### YOUR TASK
Repeat each line of the material below exactly as it appears, minus any pictures.
□ □ □
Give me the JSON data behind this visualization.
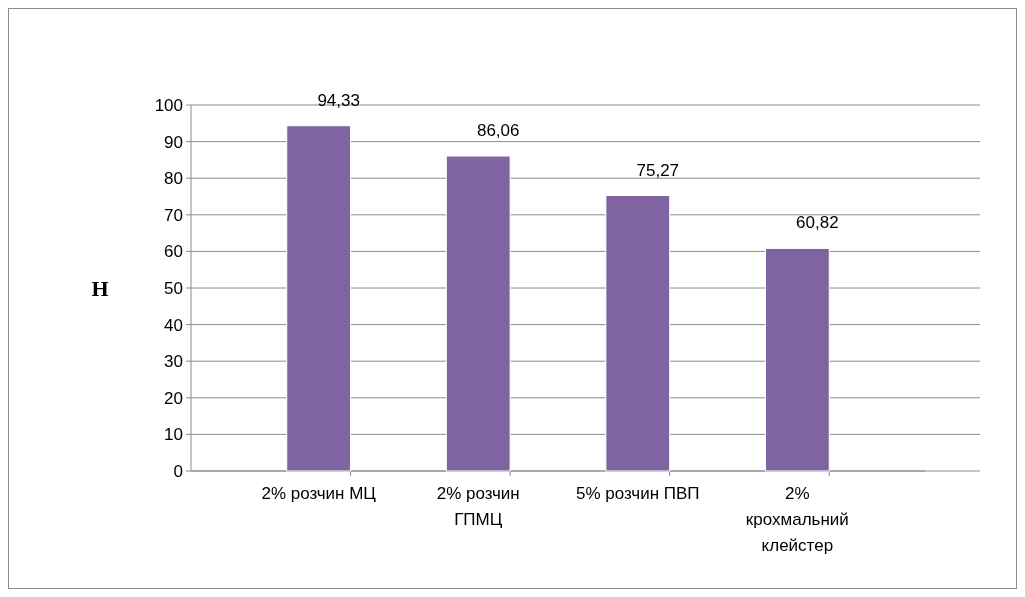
{
  "chart_data": {
    "type": "bar",
    "ylabel": "Н",
    "categories": [
      "2% розчин МЦ",
      "2% розчин ГПМЦ",
      "5% розчин ПВП",
      "2% крохмальний клейстер"
    ],
    "values": [
      94.33,
      86.06,
      75.27,
      60.82
    ],
    "value_labels": [
      "94,33",
      "86,06",
      "75,27",
      "60,82"
    ],
    "color": "#8064a2",
    "ylim": [
      0,
      100
    ],
    "yticks": [
      0,
      10,
      20,
      30,
      40,
      50,
      60,
      70,
      80,
      90,
      100
    ],
    "grid": "y"
  }
}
□ □ □
### FINAL ANSWER
Give me the JSON data behind this visualization.
{
  "chart_data": {
    "type": "bar",
    "ylabel": "Н",
    "categories": [
      "2% розчин МЦ",
      "2% розчин ГПМЦ",
      "5% розчин ПВП",
      "2% крохмальний клейстер"
    ],
    "values": [
      94.33,
      86.06,
      75.27,
      60.82
    ],
    "value_labels": [
      "94,33",
      "86,06",
      "75,27",
      "60,82"
    ],
    "color": "#8064a2",
    "ylim": [
      0,
      100
    ],
    "yticks": [
      0,
      10,
      20,
      30,
      40,
      50,
      60,
      70,
      80,
      90,
      100
    ],
    "grid": "y"
  }
}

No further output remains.